WHAT IS NEEDED: Output the material below in its entirety, exactly as given.

INPUT DATA:
•••••

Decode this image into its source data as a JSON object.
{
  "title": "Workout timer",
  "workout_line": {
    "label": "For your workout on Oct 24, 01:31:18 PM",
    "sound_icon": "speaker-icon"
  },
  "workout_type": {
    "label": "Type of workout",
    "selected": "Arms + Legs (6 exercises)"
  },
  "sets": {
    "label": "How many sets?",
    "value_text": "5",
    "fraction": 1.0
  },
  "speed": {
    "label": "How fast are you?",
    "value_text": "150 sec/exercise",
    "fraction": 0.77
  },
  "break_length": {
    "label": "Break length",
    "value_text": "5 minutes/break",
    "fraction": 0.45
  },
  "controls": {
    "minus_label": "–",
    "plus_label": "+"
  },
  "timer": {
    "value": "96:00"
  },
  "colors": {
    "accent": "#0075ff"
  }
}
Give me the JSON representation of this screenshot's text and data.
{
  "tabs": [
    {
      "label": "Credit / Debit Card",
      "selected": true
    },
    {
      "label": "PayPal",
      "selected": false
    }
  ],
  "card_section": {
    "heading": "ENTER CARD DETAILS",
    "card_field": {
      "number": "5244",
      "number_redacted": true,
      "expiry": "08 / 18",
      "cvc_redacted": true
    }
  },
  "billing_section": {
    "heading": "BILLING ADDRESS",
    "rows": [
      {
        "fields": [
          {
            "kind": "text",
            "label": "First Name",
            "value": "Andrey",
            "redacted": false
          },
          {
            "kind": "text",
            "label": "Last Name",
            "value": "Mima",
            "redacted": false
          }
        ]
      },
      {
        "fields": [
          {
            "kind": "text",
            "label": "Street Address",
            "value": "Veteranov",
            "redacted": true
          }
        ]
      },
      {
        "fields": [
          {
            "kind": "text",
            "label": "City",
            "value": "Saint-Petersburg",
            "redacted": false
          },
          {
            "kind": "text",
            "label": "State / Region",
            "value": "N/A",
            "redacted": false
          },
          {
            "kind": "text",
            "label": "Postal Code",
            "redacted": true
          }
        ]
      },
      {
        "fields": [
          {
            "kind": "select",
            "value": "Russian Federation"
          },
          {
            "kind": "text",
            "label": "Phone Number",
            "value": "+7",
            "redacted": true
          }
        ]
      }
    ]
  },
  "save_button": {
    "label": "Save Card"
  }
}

•••••

EXERCISE SOLUTION:
Decode this image into its source data as a JSON object.
{
  "title": "Workout timer",
  "workout_line": {
    "label": "For your workout on Oct 24, 01:31:18 PM",
    "sound_icon": "speaker-icon"
  },
  "workout_type": {
    "label": "Type of workout",
    "selected": "Arms + Legs (6 exercises)"
  },
  "sets": {
    "label": "How many sets?",
    "value_text": "5",
    "fraction": 1.0
  },
  "speed": {
    "label": "How fast are you?",
    "value_text": "150 sec/exercise",
    "fraction": 0.77
  },
  "break_length": {
    "label": "Break length",
    "value_text": "5 minutes/break",
    "fraction": 0.45
  },
  "controls": {
    "minus_label": "–",
    "plus_label": "+"
  },
  "timer": {
    "value": "96:00"
  },
  "colors": {
    "accent": "#0075ff"
  }
}
Give me the JSON representation of this screenshot's text and data.
{
  "tabs": [
    {
      "label": "Credit / Debit Card",
      "selected": true
    },
    {
      "label": "PayPal",
      "selected": false
    }
  ],
  "card_section": {
    "heading": "ENTER CARD DETAILS",
    "card_field": {
      "number": "5244",
      "number_redacted": true,
      "expiry": "08 / 18",
      "cvc_redacted": true
    }
  },
  "billing_section": {
    "heading": "BILLING ADDRESS",
    "rows": [
      {
        "fields": [
          {
            "kind": "text",
            "label": "First Name",
            "value": "Andrey",
            "redacted": false
          },
          {
            "kind": "text",
            "label": "Last Name",
            "value": "Mima",
            "redacted": false
          }
        ]
      },
      {
        "fields": [
          {
            "kind": "text",
            "label": "Street Address",
            "value": "Veteranov",
            "redacted": true
          }
        ]
      },
      {
        "fields": [
          {
            "kind": "text",
            "label": "City",
            "value": "Saint-Petersburg",
            "redacted": false
          },
          {
            "kind": "text",
            "label": "State / Region",
            "value": "N/A",
            "redacted": false
          },
          {
            "kind": "text",
            "label": "Postal Code",
            "redacted": true
          }
        ]
      },
      {
        "fields": [
          {
            "kind": "select",
            "value": "Russian Federation"
          },
          {
            "kind": "text",
            "label": "Phone Number",
            "value": "+7",
            "redacted": true
          }
        ]
      }
    ]
  },
  "save_button": {
    "label": "Save Card"
  }
}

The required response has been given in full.